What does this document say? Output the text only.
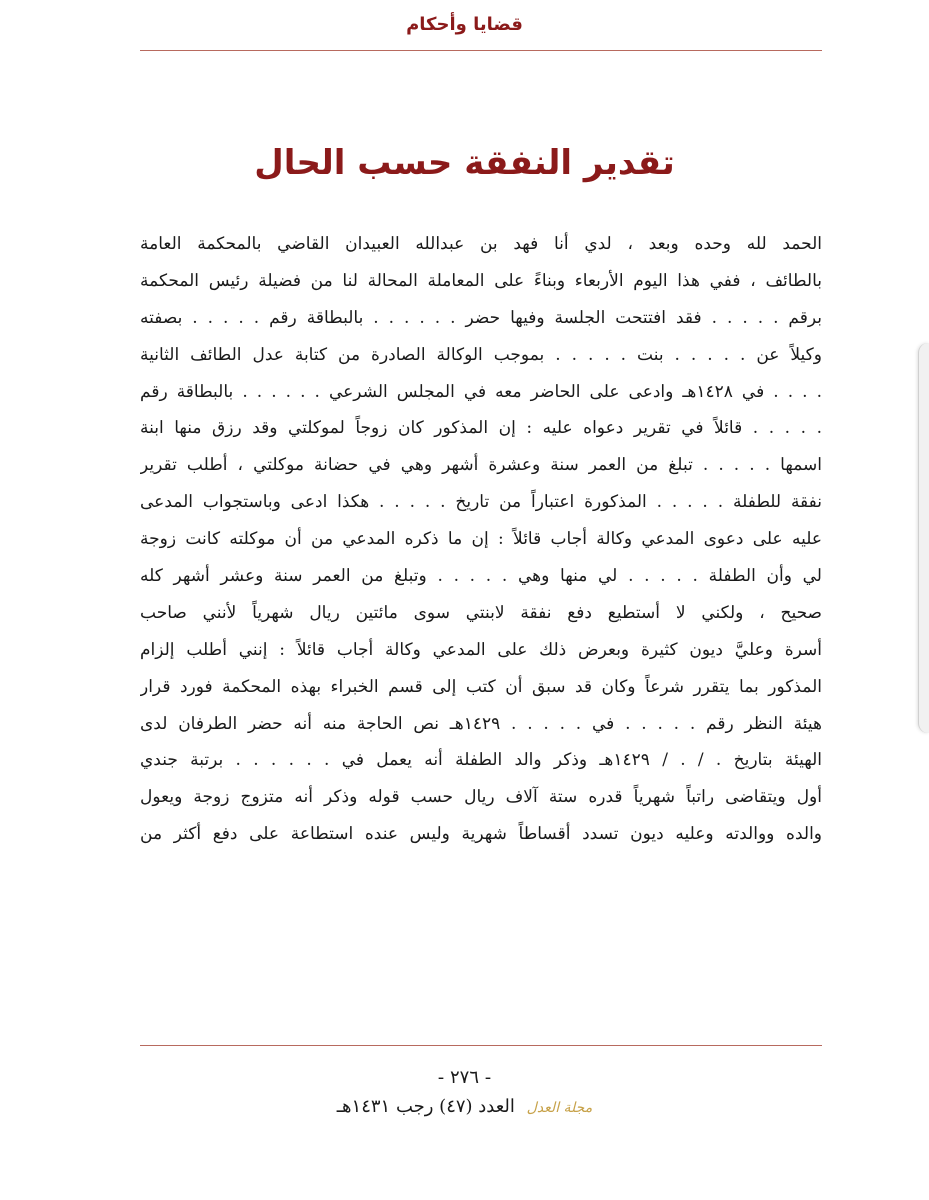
قضايا وأحكام
تقدير النفقة حسب الحال
الحمد لله وحده وبعد ، لدي أنا فهد بن عبدالله العبيدان القاضي بالمحكمة العامة
بالطائف ، ففي هذا اليوم الأربعاء وبناءً على المعاملة المحالة لنا من فضيلة رئيس المحكمة
برقم . . . . . فقد افتتحت الجلسة وفيها حضر . . . . . . بالبطاقة رقم . . . . . بصفته
وكيلاً عن . . . . . بنت . . . . . بموجب الوكالة الصادرة من كتابة عدل الطائف الثانية
. . . . في ١٤٢٨هـ وادعى على الحاضر معه في المجلس الشرعي . . . . . . بالبطاقة رقم
. . . . . قائلاً في تقرير دعواه عليه : إن المذكور كان زوجاً لموكلتي وقد رزق منها ابنة
اسمها . . . . . تبلغ من العمر سنة وعشرة أشهر وهي في حضانة موكلتي ، أطلب تقرير
نفقة للطفلة . . . . . المذكورة اعتباراً من تاريخ . . . . . هكذا ادعى وباستجواب المدعى
عليه على دعوى المدعي وكالة أجاب قائلاً : إن ما ذكره المدعي من أن موكلته كانت زوجة
لي وأن الطفلة . . . . . لي منها وهي . . . . . وتبلغ من العمر سنة وعشر أشهر كله
صحيح ، ولكني لا أستطيع دفع نفقة لابنتي سوى مائتين ريال شهرياً لأنني صاحب
أسرة وعليَّ ديون كثيرة وبعرض ذلك على المدعي وكالة أجاب قائلاً : إنني أطلب إلزام
المذكور بما يتقرر شرعاً وكان قد سبق أن كتب إلى قسم الخبراء بهذه المحكمة فورد قرار
هيئة النظر رقم . . . . . في . . . . . ١٤٢٩هـ نص الحاجة منه أنه حضر الطرفان لدى
الهيئة بتاريخ . / . / ١٤٢٩هـ وذكر والد الطفلة أنه يعمل في . . . . . . برتبة جندي
أول ويتقاضى راتباً شهرياً قدره ستة آلاف ريال حسب قوله وذكر أنه متزوج زوجة ويعول
والده ووالدته وعليه ديون تسدد أقساطاً شهرية وليس عنده استطاعة على دفع أكثر من
- ٢٧٦ -
مجلة العدل العدد (٤٧) رجب ١٤٣١هـ
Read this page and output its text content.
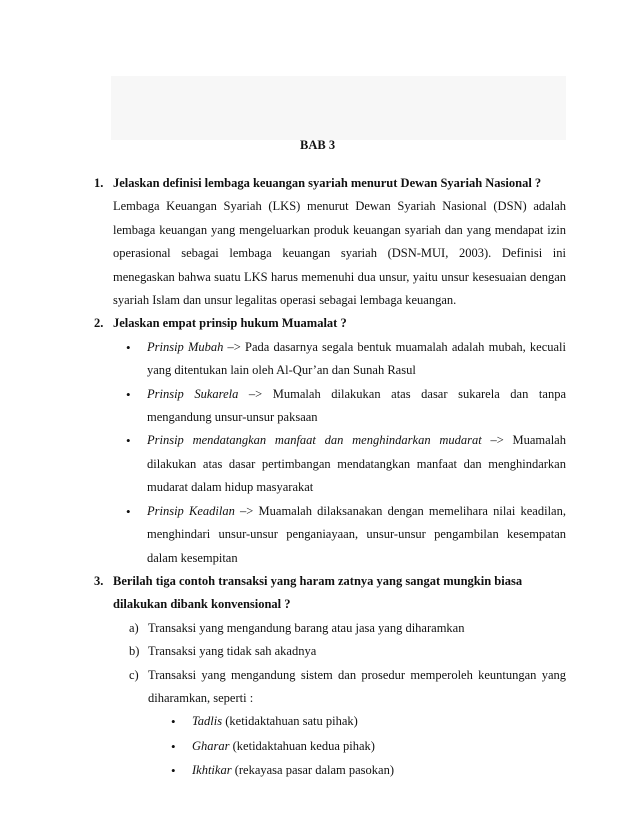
BAB 3
1. Jelaskan definisi lembaga keuangan syariah menurut Dewan Syariah Nasional ?
Lembaga Keuangan Syariah (LKS) menurut Dewan Syariah Nasional (DSN) adalah lembaga keuangan yang mengeluarkan produk keuangan syariah dan yang mendapat izin operasional sebagai lembaga keuangan syariah (DSN-MUI, 2003). Definisi ini menegaskan bahwa suatu LKS harus memenuhi dua unsur, yaitu unsur kesesuaian dengan syariah Islam dan unsur legalitas operasi sebagai lembaga keuangan.
2. Jelaskan empat prinsip hukum Muamalat ?
•
Prinsip Mubah –> Pada dasarnya segala bentuk muamalah adalah mubah, kecuali yang ditentukan lain oleh Al-Qur’an dan Sunah Rasul
•
Prinsip Sukarela –> Mumalah dilakukan atas dasar sukarela dan tanpa mengandung unsur-unsur paksaan
•
Prinsip mendatangkan manfaat dan menghindarkan mudarat –> Muamalah dilakukan atas dasar pertimbangan mendatangkan manfaat dan menghindarkan mudarat dalam hidup masyarakat
•
Prinsip Keadilan –> Muamalah dilaksanakan dengan memelihara nilai keadilan, menghindari unsur-unsur penganiayaan, unsur-unsur pengambilan kesempatan dalam kesempitan
3. Berilah tiga contoh transaksi yang haram zatnya yang sangat mungkin biasa dilakukan dibank konvensional ?
a) Transaksi yang mengandung barang atau jasa yang diharamkan
b) Transaksi yang tidak sah akadnya
c) Transaksi yang mengandung sistem dan prosedur memperoleh keuntungan yang diharamkan, seperti :
•
Tadlis (ketidaktahuan satu pihak)
•
Gharar (ketidaktahuan kedua pihak)
•
Ikhtikar (rekayasa pasar dalam pasokan)
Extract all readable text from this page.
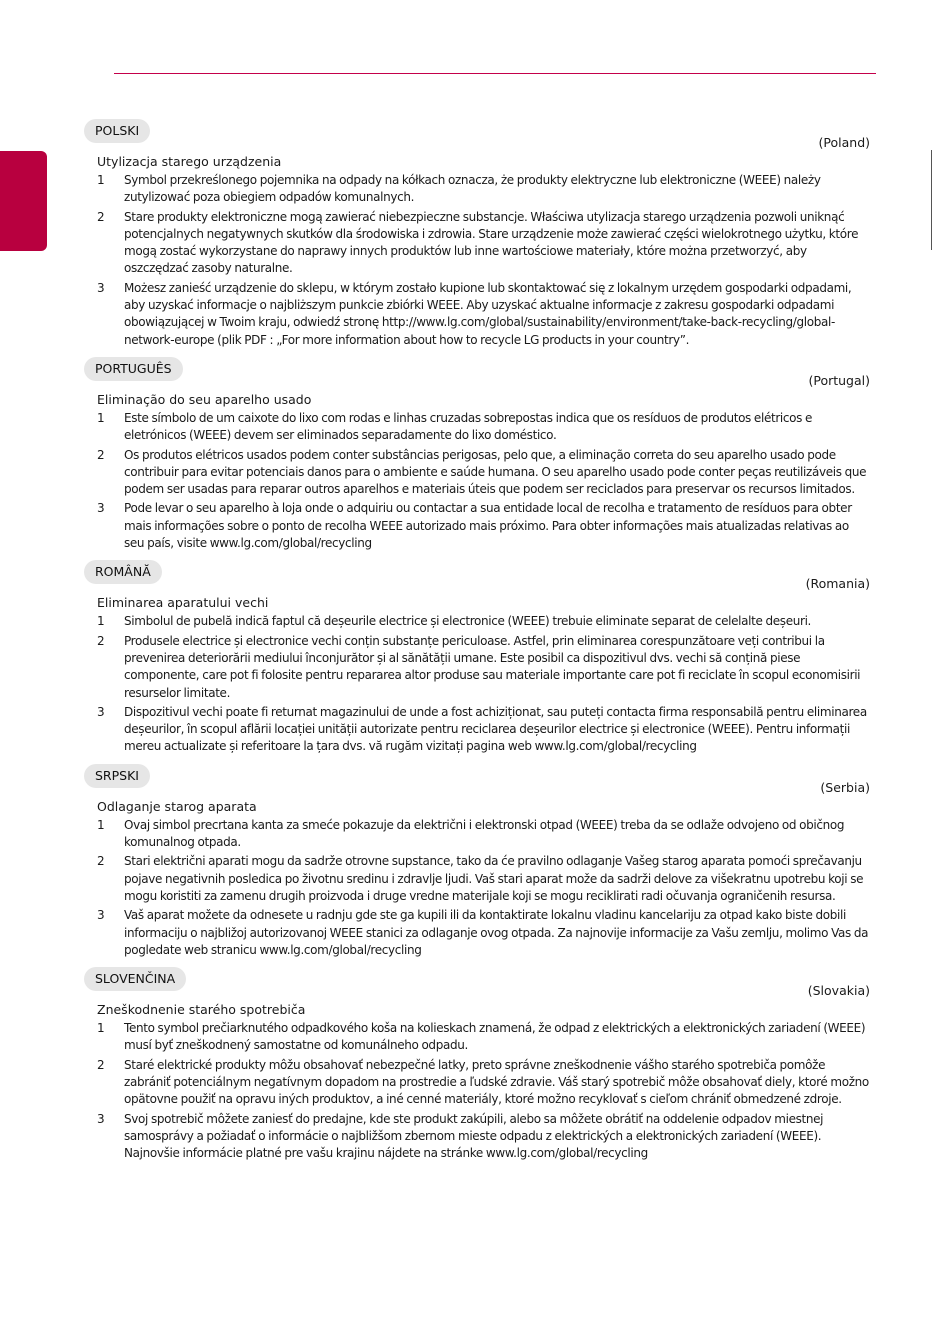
POLSKI
(Poland)
Utylizacja starego urządzenia
1 Symbol przekreślonego pojemnika na odpady na kółkach oznacza, że produkty elektryczne lub elektroniczne (WEEE) należy zutylizować poza obiegiem odpadów komunalnych.
2 Stare produkty elektroniczne mogą zawierać niebezpieczne substancje. Właściwa utylizacja starego urządzenia pozwoli uniknąć potencjalnych negatywnych skutków dla środowiska i zdrowia. Stare urządzenie może zawierać części wielokrotnego użytku, które mogą zostać wykorzystane do naprawy innych produktów lub inne wartościowe materiały, które można przetworzyć, aby oszczędzać zasoby naturalne.
3 Możesz zanieść urządzenie do sklepu, w którym zostało kupione lub skontaktować się z lokalnym urzędem gospodarki odpadami, aby uzyskać informacje o najbliższym punkcie zbiórki WEEE. Aby uzyskać aktualne informacje z zakresu gospodarki odpadami obowiązującej w Twoim kraju, odwiedź stronę http://www.lg.com/global/sustainability/environment/take-back-recycling/global-network-europe (plik PDF : „For more information about how to recycle LG products in your country”.
PORTUGUÊS
(Portugal)
Eliminação do seu aparelho usado
1 Este símbolo de um caixote do lixo com rodas e linhas cruzadas sobrepostas indica que os resíduos de produtos elétricos e eletrónicos (WEEE) devem ser eliminados separadamente do lixo doméstico.
2 Os produtos elétricos usados podem conter substâncias perigosas, pelo que, a eliminação correta do seu aparelho usado pode contribuir para evitar potenciais danos para o ambiente e saúde humana. O seu aparelho usado pode conter peças reutilizáveis que podem ser usadas para reparar outros aparelhos e materiais úteis que podem ser reciclados para preservar os recursos limitados.
3 Pode levar o seu aparelho à loja onde o adquiriu ou contactar a sua entidade local de recolha e tratamento de resíduos para obter mais informações sobre o ponto de recolha WEEE autorizado mais próximo. Para obter informações mais atualizadas relativas ao seu país, visite www.lg.com/global/recycling
ROMÂNĂ
(Romania)
Eliminarea aparatului vechi
1 Simbolul de pubelă indică faptul că deșeurile electrice și electronice (WEEE) trebuie eliminate separat de celelalte deșeuri.
2 Produsele electrice și electronice vechi conțin substanțe periculoase. Astfel, prin eliminarea corespunzătoare veți contribui la prevenirea deteriorării mediului înconjurător și al sănătății umane. Este posibil ca dispozitivul dvs. vechi să conțină piese componente, care pot fi folosite pentru repararea altor produse sau materiale importante care pot fi reciclate în scopul economisirii resurselor limitate.
3 Dispozitivul vechi poate fi returnat magazinului de unde a fost achiziționat, sau puteți contacta firma responsabilă pentru eliminarea deșeurilor, în scopul aflării locației unității autorizate pentru reciclarea deșeurilor electrice și electronice (WEEE). Pentru informații mereu actualizate și referitoare la țara dvs. vă rugăm vizitați pagina web www.lg.com/global/recycling
SRPSKI
(Serbia)
Odlaganje starog aparata
1 Ovaj simbol precrtana kanta za smeće pokazuje da električni i elektronski otpad (WEEE) treba da se odlaže odvojeno od običnog komunalnog otpada.
2 Stari električni aparati mogu da sadrže otrovne supstance, tako da će pravilno odlaganje Vašeg starog aparata pomoći sprečavanju pojave negativnih posledica po životnu sredinu i zdravlje ljudi. Vaš stari aparat može da sadrži delove za višekratnu upotrebu koji se mogu koristiti za zamenu drugih proizvoda i druge vredne materijale koji se mogu reciklirati radi očuvanja ograničenih resursa.
3 Vaš aparat možete da odnesete u radnju gde ste ga kupili ili da kontaktirate lokalnu vladinu kancelariju za otpad kako biste dobili informaciju o najbližoj autorizovanoj WEEE stanici za odlaganje ovog otpada. Za najnovije informacije za Vašu zemlju, molimo Vas da pogledate web stranicu www.lg.com/global/recycling
SLOVENČINA
(Slovakia)
Zneškodnenie starého spotrebiča
1 Tento symbol prečiarknutého odpadkového koša na kolieskach znamená, že odpad z elektrických a elektronických zariadení (WEEE) musí byť zneškodnený samostatne od komunálneho odpadu.
2 Staré elektrické produkty môžu obsahovať nebezpečné latky, preto správne zneškodnenie vášho starého spotrebiča pomôže zabrániť potenciálnym negatívnym dopadom na prostredie a ľudské zdravie. Váš starý spotrebič môže obsahovať diely, ktoré možno opätovne použiť na opravu iných produktov, a iné cenné materiály, ktoré možno recyklovať s cieľom chrániť obmedzené zdroje.
3 Svoj spotrebič môžete zaniesť do predajne, kde ste produkt zakúpili, alebo sa môžete obrátiť na oddelenie odpadov miestnej samosprávy a požiadať o informácie o najbližšom zbernom mieste odpadu z elektrických a elektronických zariadení (WEEE). Najnovšie informácie platné pre vašu krajinu nájdete na stránke www.lg.com/global/recycling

· · · ·

* [AIM]: What is the number of lines holding the word "mengandung"? State it alone.

* [CORRECT RESPONSE]: 3